(Task directions)
Without altering anything, output the material below.
--- Start Entries provided ---
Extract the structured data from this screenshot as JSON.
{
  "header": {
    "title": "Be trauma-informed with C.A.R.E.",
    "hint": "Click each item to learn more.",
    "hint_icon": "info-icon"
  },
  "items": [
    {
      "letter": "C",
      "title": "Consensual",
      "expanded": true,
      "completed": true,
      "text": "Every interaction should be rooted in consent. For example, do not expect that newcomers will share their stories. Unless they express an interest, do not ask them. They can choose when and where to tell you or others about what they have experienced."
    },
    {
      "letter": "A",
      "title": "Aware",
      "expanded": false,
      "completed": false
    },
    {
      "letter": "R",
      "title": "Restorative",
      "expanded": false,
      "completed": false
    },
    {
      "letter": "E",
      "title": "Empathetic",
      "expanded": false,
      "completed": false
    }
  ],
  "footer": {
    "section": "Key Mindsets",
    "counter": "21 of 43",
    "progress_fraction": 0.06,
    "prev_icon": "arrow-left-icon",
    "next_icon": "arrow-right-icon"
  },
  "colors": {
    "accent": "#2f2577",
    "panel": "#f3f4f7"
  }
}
--- End Entries provided ---
(Exercise answer)
Extract the structured data from this screenshot as JSON.
{
  "header": {
    "title": "Be trauma-informed with C.A.R.E.",
    "hint": "Click each item to learn more.",
    "hint_icon": "info-icon"
  },
  "items": [
    {
      "letter": "C",
      "title": "Consensual",
      "expanded": true,
      "completed": true,
      "text": "Every interaction should be rooted in consent. For example, do not expect that newcomers will share their stories. Unless they express an interest, do not ask them. They can choose when and where to tell you or others about what they have experienced."
    },
    {
      "letter": "A",
      "title": "Aware",
      "expanded": false,
      "completed": false
    },
    {
      "letter": "R",
      "title": "Restorative",
      "expanded": false,
      "completed": false
    },
    {
      "letter": "E",
      "title": "Empathetic",
      "expanded": false,
      "completed": false
    }
  ],
  "footer": {
    "section": "Key Mindsets",
    "counter": "21 of 43",
    "progress_fraction": 0.06,
    "prev_icon": "arrow-left-icon",
    "next_icon": "arrow-right-icon"
  },
  "colors": {
    "accent": "#2f2577",
    "panel": "#f3f4f7"
  }
}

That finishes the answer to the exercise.